Task details: How many of these lines hold the string "Relay"? Answer with the number only.

Records shown:
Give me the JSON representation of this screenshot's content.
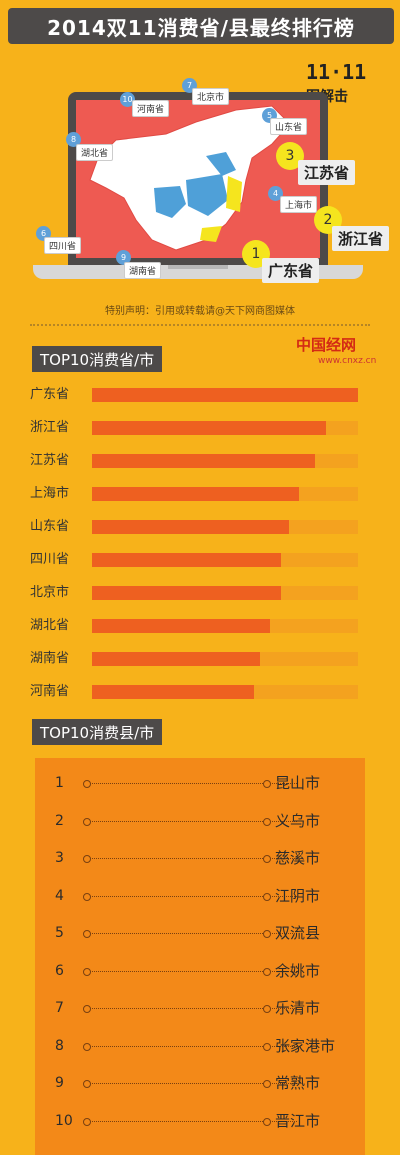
{
  "title": "2014双11消费省/县最终排行榜",
  "logo": {
    "numbers": "11·11",
    "text": "图解击"
  },
  "map": {
    "tags": [
      {
        "num": "10",
        "label": "河南省"
      },
      {
        "num": "7",
        "label": "北京市"
      },
      {
        "num": "5",
        "label": "山东省"
      },
      {
        "num": "8",
        "label": "湖北省"
      },
      {
        "num": "4",
        "label": "上海市"
      },
      {
        "num": "6",
        "label": "四川省"
      },
      {
        "num": "9",
        "label": "湖南省"
      }
    ],
    "top3": [
      {
        "num": "3",
        "label": "江苏省"
      },
      {
        "num": "2",
        "label": "浙江省"
      },
      {
        "num": "1",
        "label": "广东省"
      }
    ]
  },
  "note": "特别声明：引用或转载请@天下网商图媒体",
  "watermark": {
    "name": "中国经网",
    "url": "www.cnxz.cn"
  },
  "colors": {
    "background": "#f7b21a",
    "bar_fill": "#ee6020",
    "bar_track": "#f4a21f",
    "county_panel": "#f38918",
    "label_bg": "#4d4a49"
  },
  "province_section": {
    "label": "TOP10消费省/市"
  },
  "county_section": {
    "label": "TOP10消费县/市"
  },
  "chart_data": [
    {
      "type": "bar",
      "title": "TOP10消费省/市",
      "categories": [
        "广东省",
        "浙江省",
        "江苏省",
        "上海市",
        "山东省",
        "四川省",
        "北京市",
        "湖北省",
        "湖南省",
        "河南省"
      ],
      "values": [
        100,
        88,
        84,
        78,
        74,
        71,
        71,
        67,
        63,
        61
      ],
      "ylim": [
        0,
        100
      ]
    },
    {
      "type": "table",
      "title": "TOP10消费县/市",
      "ranks": [
        "1",
        "2",
        "3",
        "4",
        "5",
        "6",
        "7",
        "8",
        "9",
        "10"
      ],
      "names": [
        "昆山市",
        "义乌市",
        "慈溪市",
        "江阴市",
        "双流县",
        "余姚市",
        "乐清市",
        "张家港市",
        "常熟市",
        "晋江市"
      ]
    }
  ]
}
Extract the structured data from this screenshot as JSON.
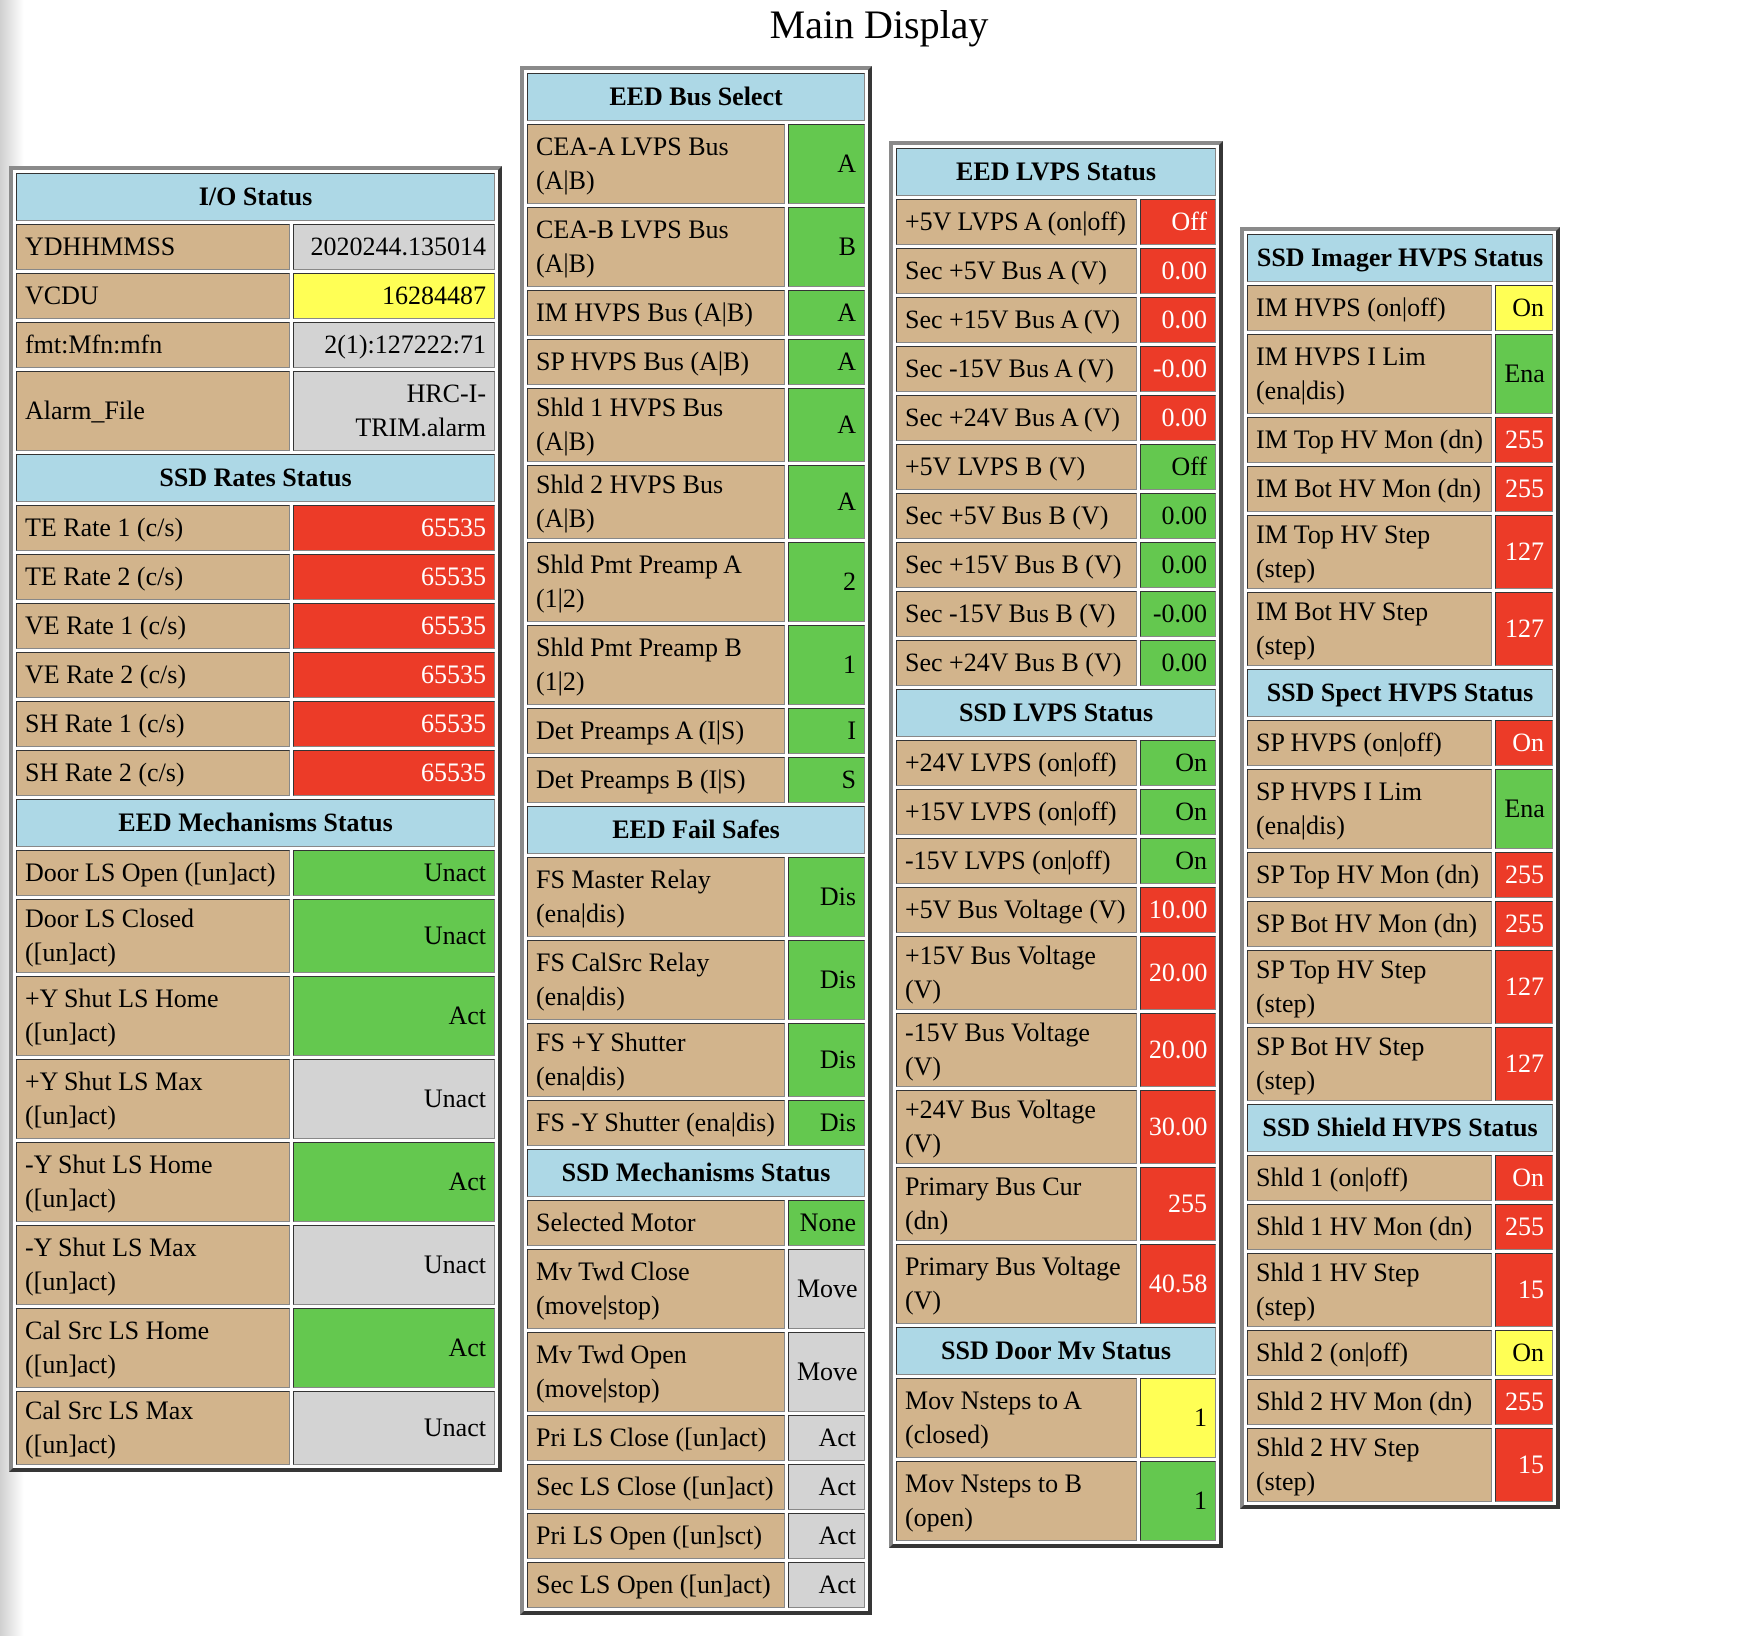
{
  "page_title": "Main Display",
  "colors": {
    "header_bg": "#add8e6",
    "label_bg": "#d2b48c",
    "gray": "#d3d3d3",
    "yellow": "#ffff55",
    "red": "#ec3b28",
    "green": "#64c84f"
  },
  "panels": [
    {
      "id": "p1",
      "sections": [
        {
          "title": "I/O Status",
          "rows": [
            {
              "label": "YDHHMMSS",
              "value": "2020244.135014",
              "color": "gray"
            },
            {
              "label": "VCDU",
              "value": "16284487",
              "color": "yellow"
            },
            {
              "label": "fmt:Mfn:mfn",
              "value": "2(1):127222:71",
              "color": "gray"
            },
            {
              "label": "Alarm_File",
              "value": "HRC-I-TRIM.alarm",
              "color": "gray",
              "tall": true
            }
          ]
        },
        {
          "title": "SSD Rates Status",
          "rows": [
            {
              "label": "TE Rate 1 (c/s)",
              "value": "65535",
              "color": "red"
            },
            {
              "label": "TE Rate 2 (c/s)",
              "value": "65535",
              "color": "red"
            },
            {
              "label": "VE Rate 1 (c/s)",
              "value": "65535",
              "color": "red"
            },
            {
              "label": "VE Rate 2 (c/s)",
              "value": "65535",
              "color": "red"
            },
            {
              "label": "SH Rate 1 (c/s)",
              "value": "65535",
              "color": "red"
            },
            {
              "label": "SH Rate 2 (c/s)",
              "value": "65535",
              "color": "red"
            }
          ]
        },
        {
          "title": "EED Mechanisms Status",
          "rows": [
            {
              "label": "Door LS Open ([un]act)",
              "value": "Unact",
              "color": "green"
            },
            {
              "label": "Door LS Closed ([un]act)",
              "value": "Unact",
              "color": "green"
            },
            {
              "label": "+Y Shut LS Home ([un]act)",
              "value": "Act",
              "color": "green",
              "tall": true
            },
            {
              "label": "+Y Shut LS Max ([un]act)",
              "value": "Unact",
              "color": "gray",
              "tall": true
            },
            {
              "label": "-Y Shut LS Home ([un]act)",
              "value": "Act",
              "color": "green",
              "tall": true
            },
            {
              "label": "-Y Shut LS Max ([un]act)",
              "value": "Unact",
              "color": "gray",
              "tall": true
            },
            {
              "label": "Cal Src LS Home ([un]act)",
              "value": "Act",
              "color": "green",
              "tall": true
            },
            {
              "label": "Cal Src LS Max ([un]act)",
              "value": "Unact",
              "color": "gray"
            }
          ]
        }
      ]
    },
    {
      "id": "p2",
      "sections": [
        {
          "title": "EED Bus Select",
          "rows": [
            {
              "label": "CEA-A LVPS Bus (A|B)",
              "value": "A",
              "color": "green",
              "tall": true
            },
            {
              "label": "CEA-B LVPS Bus (A|B)",
              "value": "B",
              "color": "green",
              "tall": true
            },
            {
              "label": "IM HVPS Bus (A|B)",
              "value": "A",
              "color": "green"
            },
            {
              "label": "SP HVPS Bus (A|B)",
              "value": "A",
              "color": "green"
            },
            {
              "label": "Shld 1 HVPS Bus (A|B)",
              "value": "A",
              "color": "green"
            },
            {
              "label": "Shld 2 HVPS Bus (A|B)",
              "value": "A",
              "color": "green"
            },
            {
              "label": "Shld Pmt Preamp A (1|2)",
              "value": "2",
              "color": "green",
              "tall": true
            },
            {
              "label": "Shld Pmt Preamp B (1|2)",
              "value": "1",
              "color": "green",
              "tall": true
            },
            {
              "label": "Det Preamps A (I|S)",
              "value": "I",
              "color": "green"
            },
            {
              "label": "Det Preamps B (I|S)",
              "value": "S",
              "color": "green"
            }
          ]
        },
        {
          "title": "EED Fail Safes",
          "rows": [
            {
              "label": "FS Master Relay (ena|dis)",
              "value": "Dis",
              "color": "green",
              "tall": true
            },
            {
              "label": "FS CalSrc Relay (ena|dis)",
              "value": "Dis",
              "color": "green",
              "tall": true
            },
            {
              "label": "FS +Y Shutter (ena|dis)",
              "value": "Dis",
              "color": "green"
            },
            {
              "label": "FS -Y Shutter (ena|dis)",
              "value": "Dis",
              "color": "green"
            }
          ]
        },
        {
          "title": "SSD Mechanisms Status",
          "rows": [
            {
              "label": "Selected Motor",
              "value": "None",
              "color": "green"
            },
            {
              "label": "Mv Twd Close (move|stop)",
              "value": "Move",
              "color": "gray",
              "tall": true
            },
            {
              "label": "Mv Twd Open (move|stop)",
              "value": "Move",
              "color": "gray",
              "tall": true
            },
            {
              "label": "Pri LS Close ([un]act)",
              "value": "Act",
              "color": "gray"
            },
            {
              "label": "Sec LS Close ([un]act)",
              "value": "Act",
              "color": "gray"
            },
            {
              "label": "Pri LS Open ([un]sct)",
              "value": "Act",
              "color": "gray"
            },
            {
              "label": "Sec LS Open ([un]act)",
              "value": "Act",
              "color": "gray"
            }
          ]
        }
      ]
    },
    {
      "id": "p3",
      "sections": [
        {
          "title": "EED LVPS Status",
          "rows": [
            {
              "label": "+5V LVPS A (on|off)",
              "value": "Off",
              "color": "red"
            },
            {
              "label": "Sec +5V Bus A (V)",
              "value": "0.00",
              "color": "red"
            },
            {
              "label": "Sec +15V Bus A (V)",
              "value": "0.00",
              "color": "red"
            },
            {
              "label": "Sec -15V Bus A (V)",
              "value": "-0.00",
              "color": "red"
            },
            {
              "label": "Sec +24V Bus A (V)",
              "value": "0.00",
              "color": "red"
            },
            {
              "label": "+5V LVPS B (V)",
              "value": "Off",
              "color": "green"
            },
            {
              "label": "Sec +5V Bus B (V)",
              "value": "0.00",
              "color": "green"
            },
            {
              "label": "Sec +15V Bus B (V)",
              "value": "0.00",
              "color": "green"
            },
            {
              "label": "Sec -15V Bus B (V)",
              "value": "-0.00",
              "color": "green"
            },
            {
              "label": "Sec +24V Bus B (V)",
              "value": "0.00",
              "color": "green"
            }
          ]
        },
        {
          "title": "SSD LVPS Status",
          "rows": [
            {
              "label": "+24V LVPS (on|off)",
              "value": "On",
              "color": "green"
            },
            {
              "label": "+15V LVPS (on|off)",
              "value": "On",
              "color": "green"
            },
            {
              "label": "-15V LVPS (on|off)",
              "value": "On",
              "color": "green"
            },
            {
              "label": "+5V Bus Voltage (V)",
              "value": "10.00",
              "color": "red"
            },
            {
              "label": "+15V Bus Voltage (V)",
              "value": "20.00",
              "color": "red"
            },
            {
              "label": "-15V Bus Voltage (V)",
              "value": "20.00",
              "color": "red"
            },
            {
              "label": "+24V Bus Voltage (V)",
              "value": "30.00",
              "color": "red"
            },
            {
              "label": "Primary Bus Cur (dn)",
              "value": "255",
              "color": "red"
            },
            {
              "label": "Primary Bus Voltage (V)",
              "value": "40.58",
              "color": "red",
              "tall": true
            }
          ]
        },
        {
          "title": "SSD Door Mv Status",
          "rows": [
            {
              "label": "Mov Nsteps to A (closed)",
              "value": "1",
              "color": "yellow",
              "tall": true
            },
            {
              "label": "Mov Nsteps to B (open)",
              "value": "1",
              "color": "green",
              "tall": true
            }
          ]
        }
      ]
    },
    {
      "id": "p4",
      "sections": [
        {
          "title": "SSD Imager HVPS Status",
          "rows": [
            {
              "label": "IM HVPS (on|off)",
              "value": "On",
              "color": "yellow"
            },
            {
              "label": "IM HVPS I Lim (ena|dis)",
              "value": "Ena",
              "color": "green",
              "tall": true
            },
            {
              "label": "IM Top HV Mon (dn)",
              "value": "255",
              "color": "red"
            },
            {
              "label": "IM Bot HV Mon (dn)",
              "value": "255",
              "color": "red"
            },
            {
              "label": "IM Top HV Step (step)",
              "value": "127",
              "color": "red"
            },
            {
              "label": "IM Bot HV Step (step)",
              "value": "127",
              "color": "red"
            }
          ]
        },
        {
          "title": "SSD Spect HVPS Status",
          "rows": [
            {
              "label": "SP HVPS (on|off)",
              "value": "On",
              "color": "red"
            },
            {
              "label": "SP HVPS I Lim (ena|dis)",
              "value": "Ena",
              "color": "green",
              "tall": true
            },
            {
              "label": "SP Top HV Mon (dn)",
              "value": "255",
              "color": "red"
            },
            {
              "label": "SP Bot HV Mon (dn)",
              "value": "255",
              "color": "red"
            },
            {
              "label": "SP Top HV Step (step)",
              "value": "127",
              "color": "red"
            },
            {
              "label": "SP Bot HV Step (step)",
              "value": "127",
              "color": "red"
            }
          ]
        },
        {
          "title": "SSD Shield HVPS Status",
          "rows": [
            {
              "label": "Shld 1 (on|off)",
              "value": "On",
              "color": "red"
            },
            {
              "label": "Shld 1 HV Mon (dn)",
              "value": "255",
              "color": "red"
            },
            {
              "label": "Shld 1 HV Step (step)",
              "value": "15",
              "color": "red"
            },
            {
              "label": "Shld 2 (on|off)",
              "value": "On",
              "color": "yellow"
            },
            {
              "label": "Shld 2 HV Mon (dn)",
              "value": "255",
              "color": "red"
            },
            {
              "label": "Shld 2 HV Step (step)",
              "value": "15",
              "color": "red"
            }
          ]
        }
      ]
    }
  ]
}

Solution to the problem: 2